Return all lines in the material below that contain "Sonia".

---+---

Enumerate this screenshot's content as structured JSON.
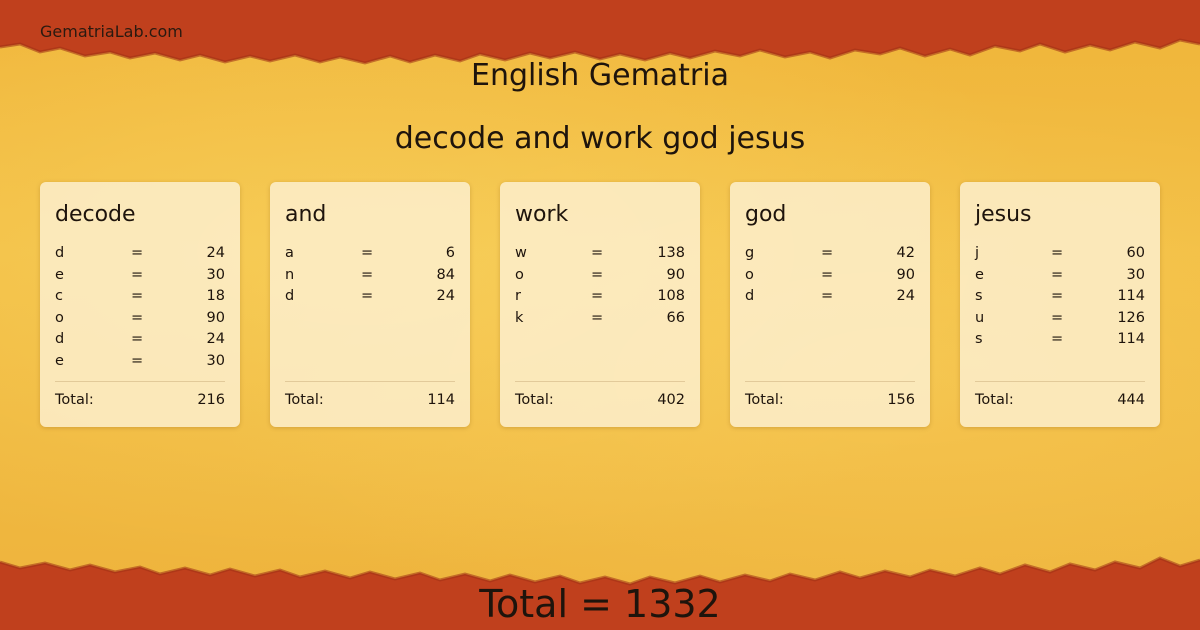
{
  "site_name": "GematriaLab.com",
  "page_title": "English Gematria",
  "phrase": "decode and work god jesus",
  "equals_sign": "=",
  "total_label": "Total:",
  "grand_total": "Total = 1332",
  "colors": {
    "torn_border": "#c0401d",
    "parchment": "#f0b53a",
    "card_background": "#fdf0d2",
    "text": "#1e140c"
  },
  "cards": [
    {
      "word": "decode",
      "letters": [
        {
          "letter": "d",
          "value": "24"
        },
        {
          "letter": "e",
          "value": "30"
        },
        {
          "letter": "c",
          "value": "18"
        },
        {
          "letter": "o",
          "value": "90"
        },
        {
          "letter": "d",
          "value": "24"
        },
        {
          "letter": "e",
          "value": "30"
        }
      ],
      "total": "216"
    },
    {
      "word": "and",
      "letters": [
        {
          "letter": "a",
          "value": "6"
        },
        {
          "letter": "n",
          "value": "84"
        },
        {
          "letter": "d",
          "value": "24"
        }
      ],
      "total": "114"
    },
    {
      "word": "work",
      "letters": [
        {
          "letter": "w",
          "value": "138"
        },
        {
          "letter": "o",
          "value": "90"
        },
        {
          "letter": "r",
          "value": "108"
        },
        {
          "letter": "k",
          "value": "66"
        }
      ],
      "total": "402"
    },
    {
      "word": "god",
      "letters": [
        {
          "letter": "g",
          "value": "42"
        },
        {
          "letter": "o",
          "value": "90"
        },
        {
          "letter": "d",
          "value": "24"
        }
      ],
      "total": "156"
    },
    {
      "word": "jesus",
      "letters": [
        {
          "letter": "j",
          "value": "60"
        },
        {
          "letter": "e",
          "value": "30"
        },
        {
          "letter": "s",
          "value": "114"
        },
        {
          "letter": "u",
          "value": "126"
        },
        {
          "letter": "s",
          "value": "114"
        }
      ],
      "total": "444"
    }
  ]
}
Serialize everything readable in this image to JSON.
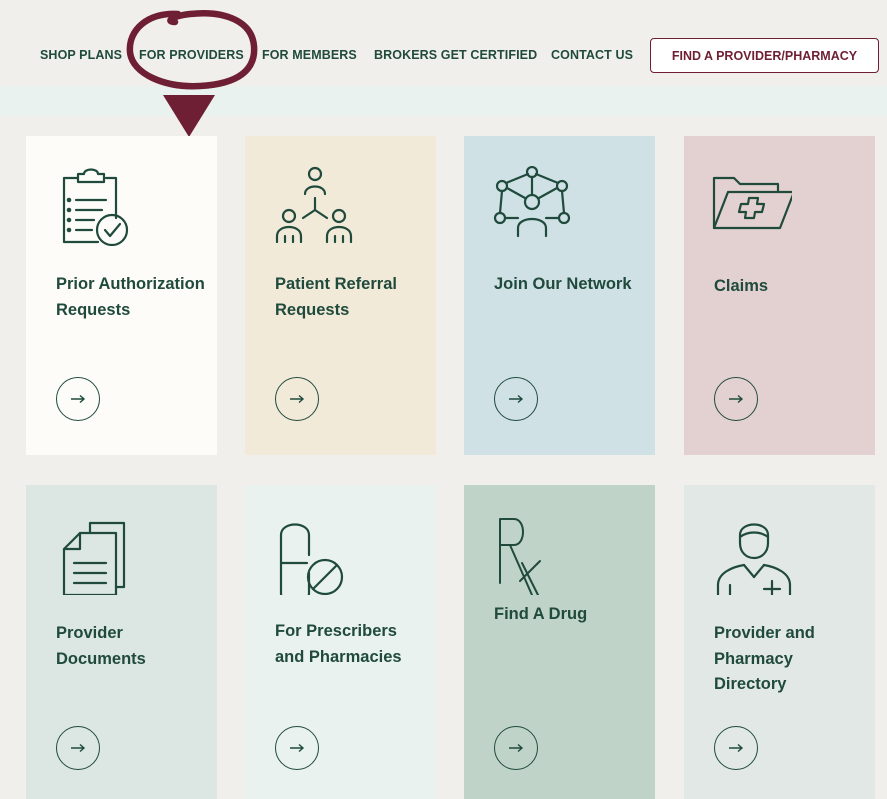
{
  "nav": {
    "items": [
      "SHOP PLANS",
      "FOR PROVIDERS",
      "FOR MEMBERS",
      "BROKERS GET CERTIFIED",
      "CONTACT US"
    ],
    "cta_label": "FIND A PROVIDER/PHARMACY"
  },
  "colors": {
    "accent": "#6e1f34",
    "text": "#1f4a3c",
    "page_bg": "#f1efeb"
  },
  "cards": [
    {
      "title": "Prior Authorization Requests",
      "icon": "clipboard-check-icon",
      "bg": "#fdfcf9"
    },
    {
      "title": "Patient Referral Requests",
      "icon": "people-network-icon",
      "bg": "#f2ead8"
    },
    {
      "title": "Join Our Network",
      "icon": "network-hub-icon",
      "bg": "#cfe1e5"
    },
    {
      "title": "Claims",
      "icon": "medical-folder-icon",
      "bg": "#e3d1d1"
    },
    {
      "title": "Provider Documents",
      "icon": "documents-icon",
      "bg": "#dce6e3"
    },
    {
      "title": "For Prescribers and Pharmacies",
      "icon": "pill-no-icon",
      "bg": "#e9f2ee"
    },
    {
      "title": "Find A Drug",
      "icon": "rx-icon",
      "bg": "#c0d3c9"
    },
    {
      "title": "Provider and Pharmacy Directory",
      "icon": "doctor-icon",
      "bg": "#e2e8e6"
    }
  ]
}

---+---

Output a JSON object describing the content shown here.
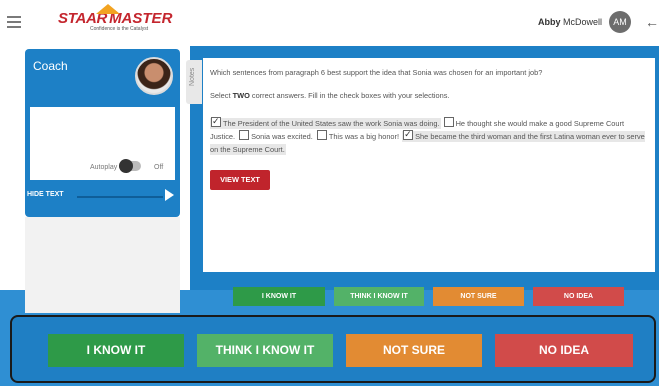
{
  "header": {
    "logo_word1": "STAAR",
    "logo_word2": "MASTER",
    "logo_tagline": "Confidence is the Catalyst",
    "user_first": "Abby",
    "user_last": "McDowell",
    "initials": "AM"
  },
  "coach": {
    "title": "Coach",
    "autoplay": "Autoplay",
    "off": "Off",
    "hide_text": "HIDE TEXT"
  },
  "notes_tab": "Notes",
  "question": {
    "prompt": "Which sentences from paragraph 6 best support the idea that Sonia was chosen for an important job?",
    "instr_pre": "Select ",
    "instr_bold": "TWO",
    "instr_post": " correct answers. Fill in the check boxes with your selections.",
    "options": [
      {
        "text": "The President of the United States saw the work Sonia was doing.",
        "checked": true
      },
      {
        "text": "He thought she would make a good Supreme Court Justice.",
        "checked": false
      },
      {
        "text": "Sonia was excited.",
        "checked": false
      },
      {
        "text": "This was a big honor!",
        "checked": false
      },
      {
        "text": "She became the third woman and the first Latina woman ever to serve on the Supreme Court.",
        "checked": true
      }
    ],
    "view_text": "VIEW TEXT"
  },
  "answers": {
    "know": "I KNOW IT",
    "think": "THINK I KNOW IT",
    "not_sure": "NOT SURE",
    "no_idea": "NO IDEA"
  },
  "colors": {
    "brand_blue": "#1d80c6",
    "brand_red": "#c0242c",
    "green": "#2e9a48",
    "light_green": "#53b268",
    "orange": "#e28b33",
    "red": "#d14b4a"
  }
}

---+---

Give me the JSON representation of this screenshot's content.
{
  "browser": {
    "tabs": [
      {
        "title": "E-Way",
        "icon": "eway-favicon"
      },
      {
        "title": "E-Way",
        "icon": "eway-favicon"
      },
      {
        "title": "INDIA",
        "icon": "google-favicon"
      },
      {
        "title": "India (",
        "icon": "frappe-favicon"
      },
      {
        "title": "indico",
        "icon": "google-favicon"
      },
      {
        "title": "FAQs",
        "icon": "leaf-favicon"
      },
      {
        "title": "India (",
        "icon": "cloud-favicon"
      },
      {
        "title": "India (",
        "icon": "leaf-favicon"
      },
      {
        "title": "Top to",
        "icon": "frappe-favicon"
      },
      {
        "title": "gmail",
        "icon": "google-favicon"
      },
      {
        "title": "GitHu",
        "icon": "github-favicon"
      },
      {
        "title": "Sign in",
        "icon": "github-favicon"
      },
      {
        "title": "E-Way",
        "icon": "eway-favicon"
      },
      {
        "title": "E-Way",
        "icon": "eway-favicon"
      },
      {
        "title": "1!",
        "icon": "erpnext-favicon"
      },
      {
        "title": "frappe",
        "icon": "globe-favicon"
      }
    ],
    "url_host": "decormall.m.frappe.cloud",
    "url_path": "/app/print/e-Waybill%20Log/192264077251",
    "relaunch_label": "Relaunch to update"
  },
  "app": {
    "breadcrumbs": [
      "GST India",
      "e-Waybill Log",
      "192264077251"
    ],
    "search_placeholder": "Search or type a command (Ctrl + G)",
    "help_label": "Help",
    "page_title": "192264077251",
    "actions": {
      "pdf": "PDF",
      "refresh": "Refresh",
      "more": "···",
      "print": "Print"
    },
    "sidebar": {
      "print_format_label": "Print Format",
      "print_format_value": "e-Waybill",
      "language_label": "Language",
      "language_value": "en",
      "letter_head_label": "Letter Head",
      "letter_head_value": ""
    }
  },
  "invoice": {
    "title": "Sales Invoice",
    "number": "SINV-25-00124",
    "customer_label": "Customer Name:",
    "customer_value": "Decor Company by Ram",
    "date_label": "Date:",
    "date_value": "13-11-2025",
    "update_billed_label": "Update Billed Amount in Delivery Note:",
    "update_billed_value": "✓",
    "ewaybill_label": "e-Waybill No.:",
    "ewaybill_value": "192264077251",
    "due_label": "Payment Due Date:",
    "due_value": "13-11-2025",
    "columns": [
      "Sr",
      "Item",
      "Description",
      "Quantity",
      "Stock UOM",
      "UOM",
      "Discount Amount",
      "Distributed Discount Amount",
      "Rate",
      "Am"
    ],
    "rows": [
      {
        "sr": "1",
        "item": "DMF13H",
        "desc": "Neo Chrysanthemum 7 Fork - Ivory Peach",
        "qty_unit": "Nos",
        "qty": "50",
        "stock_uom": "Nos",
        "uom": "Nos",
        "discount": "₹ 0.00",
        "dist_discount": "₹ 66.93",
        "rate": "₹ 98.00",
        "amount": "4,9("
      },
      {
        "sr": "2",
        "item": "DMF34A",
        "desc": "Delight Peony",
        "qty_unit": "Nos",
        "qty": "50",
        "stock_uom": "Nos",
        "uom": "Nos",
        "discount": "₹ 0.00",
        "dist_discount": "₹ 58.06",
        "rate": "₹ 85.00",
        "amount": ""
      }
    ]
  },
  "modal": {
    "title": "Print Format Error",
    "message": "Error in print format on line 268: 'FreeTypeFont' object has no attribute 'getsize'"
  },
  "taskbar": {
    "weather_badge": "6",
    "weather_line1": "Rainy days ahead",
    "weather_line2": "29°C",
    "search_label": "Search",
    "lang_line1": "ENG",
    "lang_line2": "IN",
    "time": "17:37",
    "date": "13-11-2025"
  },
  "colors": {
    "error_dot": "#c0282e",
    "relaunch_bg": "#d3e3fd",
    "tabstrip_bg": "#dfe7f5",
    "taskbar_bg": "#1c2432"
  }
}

---+---

Written solution:
    "prompt": "Which sentences from paragraph 6 best support the idea that Sonia was chosen for an important job?",
        "text": "The President of the United States saw the work Sonia was doing.",
        "text": "Sonia was excited.",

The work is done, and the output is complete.